- **Exercise description**
Your task is to output all the records below, word for word.

- **Material provided**
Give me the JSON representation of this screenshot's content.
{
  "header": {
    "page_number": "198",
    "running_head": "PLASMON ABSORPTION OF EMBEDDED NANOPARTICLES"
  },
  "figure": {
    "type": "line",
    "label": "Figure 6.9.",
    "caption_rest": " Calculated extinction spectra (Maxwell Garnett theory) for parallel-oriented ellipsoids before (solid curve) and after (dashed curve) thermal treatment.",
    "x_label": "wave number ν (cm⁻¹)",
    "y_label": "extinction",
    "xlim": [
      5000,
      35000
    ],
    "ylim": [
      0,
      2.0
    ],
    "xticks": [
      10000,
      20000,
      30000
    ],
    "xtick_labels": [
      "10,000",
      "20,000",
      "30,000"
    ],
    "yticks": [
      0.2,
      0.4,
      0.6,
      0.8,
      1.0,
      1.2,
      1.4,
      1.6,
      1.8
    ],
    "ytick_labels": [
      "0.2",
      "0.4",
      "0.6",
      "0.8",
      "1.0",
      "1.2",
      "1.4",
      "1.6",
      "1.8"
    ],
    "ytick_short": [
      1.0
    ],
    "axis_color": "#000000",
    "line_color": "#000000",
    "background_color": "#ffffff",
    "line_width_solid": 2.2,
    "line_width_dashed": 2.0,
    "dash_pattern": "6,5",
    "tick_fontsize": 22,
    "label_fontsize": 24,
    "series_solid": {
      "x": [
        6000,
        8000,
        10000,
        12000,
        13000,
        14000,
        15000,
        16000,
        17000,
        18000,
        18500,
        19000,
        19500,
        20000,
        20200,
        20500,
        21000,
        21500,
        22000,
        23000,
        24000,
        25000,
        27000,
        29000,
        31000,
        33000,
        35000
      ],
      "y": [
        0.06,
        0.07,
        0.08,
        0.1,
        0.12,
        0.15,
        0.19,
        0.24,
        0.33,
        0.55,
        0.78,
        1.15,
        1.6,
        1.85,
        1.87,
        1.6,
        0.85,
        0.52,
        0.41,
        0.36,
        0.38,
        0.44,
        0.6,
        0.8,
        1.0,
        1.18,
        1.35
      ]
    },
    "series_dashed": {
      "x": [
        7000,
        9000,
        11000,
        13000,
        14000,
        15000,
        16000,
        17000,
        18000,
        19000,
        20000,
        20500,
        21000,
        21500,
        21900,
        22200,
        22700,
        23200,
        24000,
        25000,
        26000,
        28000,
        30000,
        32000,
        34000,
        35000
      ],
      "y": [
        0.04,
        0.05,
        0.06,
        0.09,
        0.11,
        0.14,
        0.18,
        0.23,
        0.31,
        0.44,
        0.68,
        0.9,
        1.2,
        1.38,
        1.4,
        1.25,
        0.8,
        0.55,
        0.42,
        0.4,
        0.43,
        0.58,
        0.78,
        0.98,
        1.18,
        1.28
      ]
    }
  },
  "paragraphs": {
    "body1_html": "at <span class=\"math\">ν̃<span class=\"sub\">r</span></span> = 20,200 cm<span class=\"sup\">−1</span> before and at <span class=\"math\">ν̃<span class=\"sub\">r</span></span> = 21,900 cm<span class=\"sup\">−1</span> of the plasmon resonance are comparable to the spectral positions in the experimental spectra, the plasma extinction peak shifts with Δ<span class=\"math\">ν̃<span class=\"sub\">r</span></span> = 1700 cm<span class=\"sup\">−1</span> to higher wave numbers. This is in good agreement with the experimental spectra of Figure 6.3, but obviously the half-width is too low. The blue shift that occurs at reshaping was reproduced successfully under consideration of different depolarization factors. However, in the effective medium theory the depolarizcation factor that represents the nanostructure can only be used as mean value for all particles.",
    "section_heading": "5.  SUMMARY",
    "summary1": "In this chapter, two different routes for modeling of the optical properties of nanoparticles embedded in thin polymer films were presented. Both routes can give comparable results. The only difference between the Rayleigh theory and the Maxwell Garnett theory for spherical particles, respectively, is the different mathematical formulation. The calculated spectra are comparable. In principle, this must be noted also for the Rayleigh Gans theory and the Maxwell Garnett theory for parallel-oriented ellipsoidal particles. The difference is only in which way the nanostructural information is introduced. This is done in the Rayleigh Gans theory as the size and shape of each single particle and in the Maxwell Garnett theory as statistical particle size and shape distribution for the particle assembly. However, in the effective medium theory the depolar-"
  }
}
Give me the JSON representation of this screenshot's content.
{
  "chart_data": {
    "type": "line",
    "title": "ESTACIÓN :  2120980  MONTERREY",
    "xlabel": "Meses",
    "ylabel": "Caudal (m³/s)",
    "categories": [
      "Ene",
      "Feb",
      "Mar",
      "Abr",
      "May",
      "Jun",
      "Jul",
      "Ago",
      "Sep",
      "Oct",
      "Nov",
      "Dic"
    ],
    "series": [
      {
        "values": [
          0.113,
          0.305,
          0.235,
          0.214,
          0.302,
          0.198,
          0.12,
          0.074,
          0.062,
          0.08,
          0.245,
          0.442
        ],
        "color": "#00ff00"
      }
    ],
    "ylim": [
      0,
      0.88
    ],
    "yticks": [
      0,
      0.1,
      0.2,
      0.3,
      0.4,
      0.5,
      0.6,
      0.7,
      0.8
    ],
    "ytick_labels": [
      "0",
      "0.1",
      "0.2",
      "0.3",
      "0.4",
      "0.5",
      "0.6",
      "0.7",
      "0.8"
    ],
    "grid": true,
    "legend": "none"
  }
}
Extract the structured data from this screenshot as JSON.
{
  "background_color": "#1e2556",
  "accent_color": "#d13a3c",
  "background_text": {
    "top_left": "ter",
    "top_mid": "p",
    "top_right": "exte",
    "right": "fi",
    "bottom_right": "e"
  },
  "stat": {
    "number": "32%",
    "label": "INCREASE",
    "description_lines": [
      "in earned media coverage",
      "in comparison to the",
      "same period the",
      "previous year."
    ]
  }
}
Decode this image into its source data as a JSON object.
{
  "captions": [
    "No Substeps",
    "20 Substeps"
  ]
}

- **Completed exercise**
Give me the JSON representation of this screenshot's content.
{
  "header": {
    "page_number": "198",
    "running_head": "PLASMON ABSORPTION OF EMBEDDED NANOPARTICLES"
  },
  "figure": {
    "type": "line",
    "label": "Figure 6.9.",
    "caption_rest": " Calculated extinction spectra (Maxwell Garnett theory) for parallel-oriented ellipsoids before (solid curve) and after (dashed curve) thermal treatment.",
    "x_label": "wave number ν (cm⁻¹)",
    "y_label": "extinction",
    "xlim": [
      5000,
      35000
    ],
    "ylim": [
      0,
      2.0
    ],
    "xticks": [
      10000,
      20000,
      30000
    ],
    "xtick_labels": [
      "10,000",
      "20,000",
      "30,000"
    ],
    "yticks": [
      0.2,
      0.4,
      0.6,
      0.8,
      1.0,
      1.2,
      1.4,
      1.6,
      1.8
    ],
    "ytick_labels": [
      "0.2",
      "0.4",
      "0.6",
      "0.8",
      "1.0",
      "1.2",
      "1.4",
      "1.6",
      "1.8"
    ],
    "ytick_short": [
      1.0
    ],
    "axis_color": "#000000",
    "line_color": "#000000",
    "background_color": "#ffffff",
    "line_width_solid": 2.2,
    "line_width_dashed": 2.0,
    "dash_pattern": "6,5",
    "tick_fontsize": 22,
    "label_fontsize": 24,
    "series_solid": {
      "x": [
        6000,
        8000,
        10000,
        12000,
        13000,
        14000,
        15000,
        16000,
        17000,
        18000,
        18500,
        19000,
        19500,
        20000,
        20200,
        20500,
        21000,
        21500,
        22000,
        23000,
        24000,
        25000,
        27000,
        29000,
        31000,
        33000,
        35000
      ],
      "y": [
        0.06,
        0.07,
        0.08,
        0.1,
        0.12,
        0.15,
        0.19,
        0.24,
        0.33,
        0.55,
        0.78,
        1.15,
        1.6,
        1.85,
        1.87,
        1.6,
        0.85,
        0.52,
        0.41,
        0.36,
        0.38,
        0.44,
        0.6,
        0.8,
        1.0,
        1.18,
        1.35
      ]
    },
    "series_dashed": {
      "x": [
        7000,
        9000,
        11000,
        13000,
        14000,
        15000,
        16000,
        17000,
        18000,
        19000,
        20000,
        20500,
        21000,
        21500,
        21900,
        22200,
        22700,
        23200,
        24000,
        25000,
        26000,
        28000,
        30000,
        32000,
        34000,
        35000
      ],
      "y": [
        0.04,
        0.05,
        0.06,
        0.09,
        0.11,
        0.14,
        0.18,
        0.23,
        0.31,
        0.44,
        0.68,
        0.9,
        1.2,
        1.38,
        1.4,
        1.25,
        0.8,
        0.55,
        0.42,
        0.4,
        0.43,
        0.58,
        0.78,
        0.98,
        1.18,
        1.28
      ]
    }
  },
  "paragraphs": {
    "body1_html": "at <span class=\"math\">ν̃<span class=\"sub\">r</span></span> = 20,200 cm<span class=\"sup\">−1</span> before and at <span class=\"math\">ν̃<span class=\"sub\">r</span></span> = 21,900 cm<span class=\"sup\">−1</span> of the plasmon resonance are comparable to the spectral positions in the experimental spectra, the plasma extinction peak shifts with Δ<span class=\"math\">ν̃<span class=\"sub\">r</span></span> = 1700 cm<span class=\"sup\">−1</span> to higher wave numbers. This is in good agreement with the experimental spectra of Figure 6.3, but obviously the half-width is too low. The blue shift that occurs at reshaping was reproduced successfully under consideration of different depolarization factors. However, in the effective medium theory the depolarizcation factor that represents the nanostructure can only be used as mean value for all particles.",
    "section_heading": "5.  SUMMARY",
    "summary1": "In this chapter, two different routes for modeling of the optical properties of nanoparticles embedded in thin polymer films were presented. Both routes can give comparable results. The only difference between the Rayleigh theory and the Maxwell Garnett theory for spherical particles, respectively, is the different mathematical formulation. The calculated spectra are comparable. In principle, this must be noted also for the Rayleigh Gans theory and the Maxwell Garnett theory for parallel-oriented ellipsoidal particles. The difference is only in which way the nanostructural information is introduced. This is done in the Rayleigh Gans theory as the size and shape of each single particle and in the Maxwell Garnett theory as statistical particle size and shape distribution for the particle assembly. However, in the effective medium theory the depolar-"
  }
}
Give me the JSON representation of this screenshot's content.
{
  "chart_data": {
    "type": "line",
    "title": "ESTACIÓN :  2120980  MONTERREY",
    "xlabel": "Meses",
    "ylabel": "Caudal (m³/s)",
    "categories": [
      "Ene",
      "Feb",
      "Mar",
      "Abr",
      "May",
      "Jun",
      "Jul",
      "Ago",
      "Sep",
      "Oct",
      "Nov",
      "Dic"
    ],
    "series": [
      {
        "values": [
          0.113,
          0.305,
          0.235,
          0.214,
          0.302,
          0.198,
          0.12,
          0.074,
          0.062,
          0.08,
          0.245,
          0.442
        ],
        "color": "#00ff00"
      }
    ],
    "ylim": [
      0,
      0.88
    ],
    "yticks": [
      0,
      0.1,
      0.2,
      0.3,
      0.4,
      0.5,
      0.6,
      0.7,
      0.8
    ],
    "ytick_labels": [
      "0",
      "0.1",
      "0.2",
      "0.3",
      "0.4",
      "0.5",
      "0.6",
      "0.7",
      "0.8"
    ],
    "grid": true,
    "legend": "none"
  }
}
Extract the structured data from this screenshot as JSON.
{
  "background_color": "#1e2556",
  "accent_color": "#d13a3c",
  "background_text": {
    "top_left": "ter",
    "top_mid": "p",
    "top_right": "exte",
    "right": "fi",
    "bottom_right": "e"
  },
  "stat": {
    "number": "32%",
    "label": "INCREASE",
    "description_lines": [
      "in earned media coverage",
      "in comparison to the",
      "same period the",
      "previous year."
    ]
  }
}
Decode this image into its source data as a JSON object.
{
  "captions": [
    "No Substeps",
    "20 Substeps"
  ]
}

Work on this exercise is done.